"""

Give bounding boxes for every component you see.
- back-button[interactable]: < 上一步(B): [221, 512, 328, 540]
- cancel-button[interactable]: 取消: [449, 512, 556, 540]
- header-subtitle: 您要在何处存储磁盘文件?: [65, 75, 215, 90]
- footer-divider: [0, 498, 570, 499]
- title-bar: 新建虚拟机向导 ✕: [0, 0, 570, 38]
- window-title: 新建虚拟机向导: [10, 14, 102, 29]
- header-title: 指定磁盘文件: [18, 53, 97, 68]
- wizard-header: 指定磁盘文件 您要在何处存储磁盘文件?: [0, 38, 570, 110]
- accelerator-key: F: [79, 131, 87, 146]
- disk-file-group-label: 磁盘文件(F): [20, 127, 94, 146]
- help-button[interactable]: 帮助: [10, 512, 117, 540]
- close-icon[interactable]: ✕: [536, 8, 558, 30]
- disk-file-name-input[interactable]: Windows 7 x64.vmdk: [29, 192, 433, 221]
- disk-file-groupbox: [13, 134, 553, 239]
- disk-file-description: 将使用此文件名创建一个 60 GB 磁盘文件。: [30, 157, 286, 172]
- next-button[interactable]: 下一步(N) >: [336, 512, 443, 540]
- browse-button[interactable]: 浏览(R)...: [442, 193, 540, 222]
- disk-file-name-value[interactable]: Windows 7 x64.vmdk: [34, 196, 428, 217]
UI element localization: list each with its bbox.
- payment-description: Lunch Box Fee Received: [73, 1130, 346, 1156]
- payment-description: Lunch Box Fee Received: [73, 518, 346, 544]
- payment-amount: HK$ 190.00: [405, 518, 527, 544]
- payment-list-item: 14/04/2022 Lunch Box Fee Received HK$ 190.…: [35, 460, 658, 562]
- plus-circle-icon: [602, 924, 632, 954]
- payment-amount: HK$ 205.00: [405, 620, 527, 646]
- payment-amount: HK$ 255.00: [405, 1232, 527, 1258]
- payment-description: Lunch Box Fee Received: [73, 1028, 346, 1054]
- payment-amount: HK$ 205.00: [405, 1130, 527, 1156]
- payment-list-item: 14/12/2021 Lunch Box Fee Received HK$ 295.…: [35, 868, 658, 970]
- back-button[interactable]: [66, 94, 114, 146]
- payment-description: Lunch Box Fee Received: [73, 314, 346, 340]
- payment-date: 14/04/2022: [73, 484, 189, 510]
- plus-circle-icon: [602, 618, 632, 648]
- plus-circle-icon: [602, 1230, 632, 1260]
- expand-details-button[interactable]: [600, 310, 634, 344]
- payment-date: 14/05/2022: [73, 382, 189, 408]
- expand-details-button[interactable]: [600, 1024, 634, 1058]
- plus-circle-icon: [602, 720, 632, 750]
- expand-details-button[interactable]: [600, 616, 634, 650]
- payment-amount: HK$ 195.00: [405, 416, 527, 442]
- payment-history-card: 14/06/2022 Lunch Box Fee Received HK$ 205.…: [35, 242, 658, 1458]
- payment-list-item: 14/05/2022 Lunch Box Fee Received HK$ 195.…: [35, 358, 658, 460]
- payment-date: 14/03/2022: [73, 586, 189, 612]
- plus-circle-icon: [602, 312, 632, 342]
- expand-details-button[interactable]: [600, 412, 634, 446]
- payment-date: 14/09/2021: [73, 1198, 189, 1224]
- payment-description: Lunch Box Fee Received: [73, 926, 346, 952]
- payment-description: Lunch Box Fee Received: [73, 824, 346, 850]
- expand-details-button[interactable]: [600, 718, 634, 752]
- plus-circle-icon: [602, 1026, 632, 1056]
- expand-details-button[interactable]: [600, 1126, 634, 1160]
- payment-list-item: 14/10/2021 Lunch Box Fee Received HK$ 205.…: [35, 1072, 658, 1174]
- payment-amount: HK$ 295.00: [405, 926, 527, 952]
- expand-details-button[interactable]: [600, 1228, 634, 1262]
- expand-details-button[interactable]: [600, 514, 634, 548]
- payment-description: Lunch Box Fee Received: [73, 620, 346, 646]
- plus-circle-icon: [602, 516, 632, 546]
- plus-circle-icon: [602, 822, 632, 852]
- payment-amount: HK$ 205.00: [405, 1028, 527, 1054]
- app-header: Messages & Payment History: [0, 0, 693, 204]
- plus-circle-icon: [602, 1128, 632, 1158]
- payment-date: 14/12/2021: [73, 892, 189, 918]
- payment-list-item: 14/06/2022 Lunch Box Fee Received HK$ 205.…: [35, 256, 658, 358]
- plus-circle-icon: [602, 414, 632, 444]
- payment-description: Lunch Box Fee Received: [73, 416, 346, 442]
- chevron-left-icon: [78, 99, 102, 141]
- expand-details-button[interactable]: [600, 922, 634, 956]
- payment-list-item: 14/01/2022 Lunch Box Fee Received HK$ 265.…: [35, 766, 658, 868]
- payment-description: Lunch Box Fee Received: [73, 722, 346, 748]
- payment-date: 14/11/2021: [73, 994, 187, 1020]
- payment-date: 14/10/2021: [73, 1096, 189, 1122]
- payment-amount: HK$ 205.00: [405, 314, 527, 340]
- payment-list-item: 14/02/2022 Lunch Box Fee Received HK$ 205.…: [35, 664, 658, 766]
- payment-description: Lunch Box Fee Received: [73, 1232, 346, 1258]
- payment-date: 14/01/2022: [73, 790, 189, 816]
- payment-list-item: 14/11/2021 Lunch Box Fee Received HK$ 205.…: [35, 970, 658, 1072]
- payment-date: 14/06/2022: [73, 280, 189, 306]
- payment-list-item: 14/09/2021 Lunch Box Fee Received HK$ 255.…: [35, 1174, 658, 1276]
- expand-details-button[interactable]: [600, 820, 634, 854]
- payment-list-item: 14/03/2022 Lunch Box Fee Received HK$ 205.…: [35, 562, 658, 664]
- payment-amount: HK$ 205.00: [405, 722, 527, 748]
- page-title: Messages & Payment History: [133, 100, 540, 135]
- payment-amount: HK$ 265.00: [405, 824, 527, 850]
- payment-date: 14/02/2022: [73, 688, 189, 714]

"""

# THE TASK:
Rewrite the rows from the start through the line containing "UI element localization: list", replacing "interactable" with "clickable" and leaving everything else unchanged.

# THE COMPLETED TASK:
Give bounding boxes for every component you see.
- back-button[clickable]: < 上一步(B): [221, 512, 328, 540]
- cancel-button[clickable]: 取消: [449, 512, 556, 540]
- header-subtitle: 您要在何处存储磁盘文件?: [65, 75, 215, 90]
- footer-divider: [0, 498, 570, 499]
- title-bar: 新建虚拟机向导 ✕: [0, 0, 570, 38]
- window-title: 新建虚拟机向导: [10, 14, 102, 29]
- header-title: 指定磁盘文件: [18, 53, 97, 68]
- wizard-header: 指定磁盘文件 您要在何处存储磁盘文件?: [0, 38, 570, 110]
- accelerator-key: F: [79, 131, 87, 146]
- disk-file-group-label: 磁盘文件(F): [20, 127, 94, 146]
- help-button[clickable]: 帮助: [10, 512, 117, 540]
- close-icon[clickable]: ✕: [536, 8, 558, 30]
- disk-file-name-input[clickable]: Windows 7 x64.vmdk: [29, 192, 433, 221]
- disk-file-groupbox: [13, 134, 553, 239]
- disk-file-description: 将使用此文件名创建一个 60 GB 磁盘文件。: [30, 157, 286, 172]
- next-button[clickable]: 下一步(N) >: [336, 512, 443, 540]
- browse-button[clickable]: 浏览(R)...: [442, 193, 540, 222]
- disk-file-name-value[clickable]: Windows 7 x64.vmdk: [34, 196, 428, 217]
UI element localization: list each with its bbox.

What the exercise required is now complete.